▸ **What you are asked to do**
Pick out and copy every line below that has the word "color".

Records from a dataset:
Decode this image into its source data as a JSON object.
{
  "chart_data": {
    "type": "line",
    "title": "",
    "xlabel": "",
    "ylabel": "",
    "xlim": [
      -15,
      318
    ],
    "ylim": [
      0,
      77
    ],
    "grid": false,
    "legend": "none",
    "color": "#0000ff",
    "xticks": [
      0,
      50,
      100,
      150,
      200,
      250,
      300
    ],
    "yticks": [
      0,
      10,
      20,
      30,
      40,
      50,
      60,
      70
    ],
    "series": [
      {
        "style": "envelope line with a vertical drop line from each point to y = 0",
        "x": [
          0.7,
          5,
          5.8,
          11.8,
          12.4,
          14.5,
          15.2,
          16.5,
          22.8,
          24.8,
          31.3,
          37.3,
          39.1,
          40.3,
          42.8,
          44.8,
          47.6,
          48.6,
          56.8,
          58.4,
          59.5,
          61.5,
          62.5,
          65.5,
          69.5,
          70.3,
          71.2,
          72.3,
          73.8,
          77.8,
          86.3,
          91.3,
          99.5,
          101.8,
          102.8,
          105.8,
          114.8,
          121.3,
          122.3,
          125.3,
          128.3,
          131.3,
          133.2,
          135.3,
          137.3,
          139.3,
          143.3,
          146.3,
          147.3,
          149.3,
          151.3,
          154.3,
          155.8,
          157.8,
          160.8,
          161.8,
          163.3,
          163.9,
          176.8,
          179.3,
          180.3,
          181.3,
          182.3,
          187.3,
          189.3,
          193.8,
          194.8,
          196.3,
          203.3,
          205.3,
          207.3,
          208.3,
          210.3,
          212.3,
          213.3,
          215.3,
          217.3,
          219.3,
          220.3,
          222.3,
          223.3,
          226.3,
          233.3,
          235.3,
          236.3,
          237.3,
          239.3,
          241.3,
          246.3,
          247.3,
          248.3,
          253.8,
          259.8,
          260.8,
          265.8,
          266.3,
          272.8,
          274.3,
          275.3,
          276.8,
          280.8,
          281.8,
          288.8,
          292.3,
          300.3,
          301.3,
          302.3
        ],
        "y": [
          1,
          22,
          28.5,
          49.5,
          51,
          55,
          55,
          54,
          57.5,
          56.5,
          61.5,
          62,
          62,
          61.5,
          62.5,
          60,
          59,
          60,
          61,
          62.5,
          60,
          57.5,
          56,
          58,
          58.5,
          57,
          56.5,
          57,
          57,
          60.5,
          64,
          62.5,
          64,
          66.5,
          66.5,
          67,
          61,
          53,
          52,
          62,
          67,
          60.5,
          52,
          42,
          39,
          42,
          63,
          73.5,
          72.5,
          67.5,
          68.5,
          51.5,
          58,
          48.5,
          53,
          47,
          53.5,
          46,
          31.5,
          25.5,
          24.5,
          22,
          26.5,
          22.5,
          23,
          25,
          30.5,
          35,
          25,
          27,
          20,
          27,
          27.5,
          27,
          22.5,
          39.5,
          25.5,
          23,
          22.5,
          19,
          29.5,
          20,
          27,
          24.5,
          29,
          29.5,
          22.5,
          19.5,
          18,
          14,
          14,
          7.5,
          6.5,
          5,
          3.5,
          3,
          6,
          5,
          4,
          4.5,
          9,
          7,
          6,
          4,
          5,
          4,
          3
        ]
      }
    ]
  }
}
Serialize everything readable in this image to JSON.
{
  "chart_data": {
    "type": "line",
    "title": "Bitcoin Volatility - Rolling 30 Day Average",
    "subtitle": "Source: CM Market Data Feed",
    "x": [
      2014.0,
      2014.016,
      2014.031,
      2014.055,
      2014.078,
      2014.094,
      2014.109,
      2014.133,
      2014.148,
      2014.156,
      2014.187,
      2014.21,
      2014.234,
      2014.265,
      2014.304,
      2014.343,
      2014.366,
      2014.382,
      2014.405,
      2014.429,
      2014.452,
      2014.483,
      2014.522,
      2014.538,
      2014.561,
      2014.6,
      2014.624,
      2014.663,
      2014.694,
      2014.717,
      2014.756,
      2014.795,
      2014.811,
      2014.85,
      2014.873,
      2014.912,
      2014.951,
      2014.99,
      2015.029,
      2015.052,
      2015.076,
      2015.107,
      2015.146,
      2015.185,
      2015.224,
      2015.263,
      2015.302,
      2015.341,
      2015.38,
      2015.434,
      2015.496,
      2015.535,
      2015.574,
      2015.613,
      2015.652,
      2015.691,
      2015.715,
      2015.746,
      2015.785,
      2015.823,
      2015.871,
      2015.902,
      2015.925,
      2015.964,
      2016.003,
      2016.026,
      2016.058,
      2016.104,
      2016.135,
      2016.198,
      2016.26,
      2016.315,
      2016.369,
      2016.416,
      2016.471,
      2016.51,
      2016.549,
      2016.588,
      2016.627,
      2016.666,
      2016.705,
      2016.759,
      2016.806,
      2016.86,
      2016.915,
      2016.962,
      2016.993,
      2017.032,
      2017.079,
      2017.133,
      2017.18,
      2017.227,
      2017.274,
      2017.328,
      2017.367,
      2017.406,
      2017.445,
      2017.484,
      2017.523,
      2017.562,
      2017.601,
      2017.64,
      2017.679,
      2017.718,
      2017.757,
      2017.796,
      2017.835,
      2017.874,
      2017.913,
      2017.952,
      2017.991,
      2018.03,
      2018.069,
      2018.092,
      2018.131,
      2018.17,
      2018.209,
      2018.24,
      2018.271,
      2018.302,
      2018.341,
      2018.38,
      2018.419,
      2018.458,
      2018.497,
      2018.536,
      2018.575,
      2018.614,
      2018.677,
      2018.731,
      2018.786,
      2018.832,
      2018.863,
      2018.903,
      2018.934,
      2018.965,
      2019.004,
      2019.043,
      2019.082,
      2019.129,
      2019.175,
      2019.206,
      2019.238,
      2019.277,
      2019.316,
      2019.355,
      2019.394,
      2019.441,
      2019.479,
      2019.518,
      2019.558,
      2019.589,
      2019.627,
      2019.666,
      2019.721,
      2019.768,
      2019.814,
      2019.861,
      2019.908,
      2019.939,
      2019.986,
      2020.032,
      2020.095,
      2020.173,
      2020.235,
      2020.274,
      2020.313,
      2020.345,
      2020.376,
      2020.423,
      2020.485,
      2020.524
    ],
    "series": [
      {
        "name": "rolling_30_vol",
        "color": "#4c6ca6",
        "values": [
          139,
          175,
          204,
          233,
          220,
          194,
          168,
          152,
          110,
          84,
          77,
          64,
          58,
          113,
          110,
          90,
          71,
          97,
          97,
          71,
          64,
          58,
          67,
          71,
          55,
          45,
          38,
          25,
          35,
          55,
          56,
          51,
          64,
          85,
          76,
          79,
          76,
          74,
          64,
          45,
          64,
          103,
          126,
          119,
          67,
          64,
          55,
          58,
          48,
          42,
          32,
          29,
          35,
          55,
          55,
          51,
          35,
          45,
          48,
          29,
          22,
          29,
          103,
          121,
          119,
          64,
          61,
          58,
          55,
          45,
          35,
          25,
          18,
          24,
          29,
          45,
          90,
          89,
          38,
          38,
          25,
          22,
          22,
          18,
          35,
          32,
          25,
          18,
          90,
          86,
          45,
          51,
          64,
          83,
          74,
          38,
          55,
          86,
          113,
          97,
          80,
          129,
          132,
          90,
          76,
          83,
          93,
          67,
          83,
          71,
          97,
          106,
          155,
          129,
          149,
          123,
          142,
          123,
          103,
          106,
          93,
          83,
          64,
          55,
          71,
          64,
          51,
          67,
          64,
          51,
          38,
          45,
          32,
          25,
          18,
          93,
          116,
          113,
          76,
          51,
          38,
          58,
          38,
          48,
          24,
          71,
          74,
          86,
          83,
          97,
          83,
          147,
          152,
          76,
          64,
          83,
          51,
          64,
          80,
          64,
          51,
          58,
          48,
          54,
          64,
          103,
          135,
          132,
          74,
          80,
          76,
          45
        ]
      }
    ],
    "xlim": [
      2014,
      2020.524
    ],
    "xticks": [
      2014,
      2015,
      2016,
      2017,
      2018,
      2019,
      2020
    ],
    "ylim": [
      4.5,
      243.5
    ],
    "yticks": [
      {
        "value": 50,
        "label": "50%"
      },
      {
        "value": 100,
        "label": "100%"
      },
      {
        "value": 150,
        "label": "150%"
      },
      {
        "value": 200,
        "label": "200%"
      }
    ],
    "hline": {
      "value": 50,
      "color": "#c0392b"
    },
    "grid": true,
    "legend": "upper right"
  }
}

▸ **Task result**
    "color": "#0000ff",
        "color": "#4c6ca6",
      "color": "#c0392b"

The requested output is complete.